### DESCRIPTION OF THE TASK
Go through the data and count each line that has the string "beiden". Give that count alone.

### Dataset records
○ ○ ○ ○ ○

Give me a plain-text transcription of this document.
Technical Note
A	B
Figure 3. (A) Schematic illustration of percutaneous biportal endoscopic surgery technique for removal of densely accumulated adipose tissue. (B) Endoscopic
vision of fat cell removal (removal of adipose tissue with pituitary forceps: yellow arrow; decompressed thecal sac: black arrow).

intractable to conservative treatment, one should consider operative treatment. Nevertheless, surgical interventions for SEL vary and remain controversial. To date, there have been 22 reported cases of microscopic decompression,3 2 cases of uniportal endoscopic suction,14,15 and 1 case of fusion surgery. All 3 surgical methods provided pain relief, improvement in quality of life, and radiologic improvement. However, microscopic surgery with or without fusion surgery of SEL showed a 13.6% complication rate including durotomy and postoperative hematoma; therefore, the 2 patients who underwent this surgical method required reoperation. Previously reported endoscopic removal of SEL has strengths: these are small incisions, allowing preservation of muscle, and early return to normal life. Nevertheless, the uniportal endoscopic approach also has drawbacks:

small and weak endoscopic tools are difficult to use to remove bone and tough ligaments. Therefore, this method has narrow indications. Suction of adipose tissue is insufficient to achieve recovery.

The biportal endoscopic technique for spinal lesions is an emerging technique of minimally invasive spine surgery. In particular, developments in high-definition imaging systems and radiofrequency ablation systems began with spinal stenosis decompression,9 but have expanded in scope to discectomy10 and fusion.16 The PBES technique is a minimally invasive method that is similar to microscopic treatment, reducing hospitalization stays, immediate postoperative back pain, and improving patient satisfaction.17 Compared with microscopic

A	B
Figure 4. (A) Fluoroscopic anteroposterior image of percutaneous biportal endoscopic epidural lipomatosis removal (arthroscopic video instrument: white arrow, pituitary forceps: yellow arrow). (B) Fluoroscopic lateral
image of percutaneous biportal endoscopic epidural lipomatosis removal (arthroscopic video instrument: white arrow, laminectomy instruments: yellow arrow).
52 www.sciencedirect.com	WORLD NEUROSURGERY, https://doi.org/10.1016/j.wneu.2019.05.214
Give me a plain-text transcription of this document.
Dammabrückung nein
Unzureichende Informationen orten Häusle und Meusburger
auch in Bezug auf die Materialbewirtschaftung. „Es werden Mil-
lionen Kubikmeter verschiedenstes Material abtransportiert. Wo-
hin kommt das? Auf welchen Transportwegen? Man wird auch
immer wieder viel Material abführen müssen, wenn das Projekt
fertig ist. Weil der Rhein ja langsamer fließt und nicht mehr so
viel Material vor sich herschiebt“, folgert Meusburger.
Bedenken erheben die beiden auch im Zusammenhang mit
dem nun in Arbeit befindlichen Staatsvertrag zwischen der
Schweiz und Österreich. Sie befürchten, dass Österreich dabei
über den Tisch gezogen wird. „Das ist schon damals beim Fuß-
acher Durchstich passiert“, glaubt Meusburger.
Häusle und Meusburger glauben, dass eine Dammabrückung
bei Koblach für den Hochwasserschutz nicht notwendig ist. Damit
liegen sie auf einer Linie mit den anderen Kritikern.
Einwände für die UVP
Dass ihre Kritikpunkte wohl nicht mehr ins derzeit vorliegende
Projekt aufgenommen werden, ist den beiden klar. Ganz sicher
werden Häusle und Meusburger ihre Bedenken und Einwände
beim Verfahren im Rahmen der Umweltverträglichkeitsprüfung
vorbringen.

○ ○ ○ ○ ○

### OUTPUT
2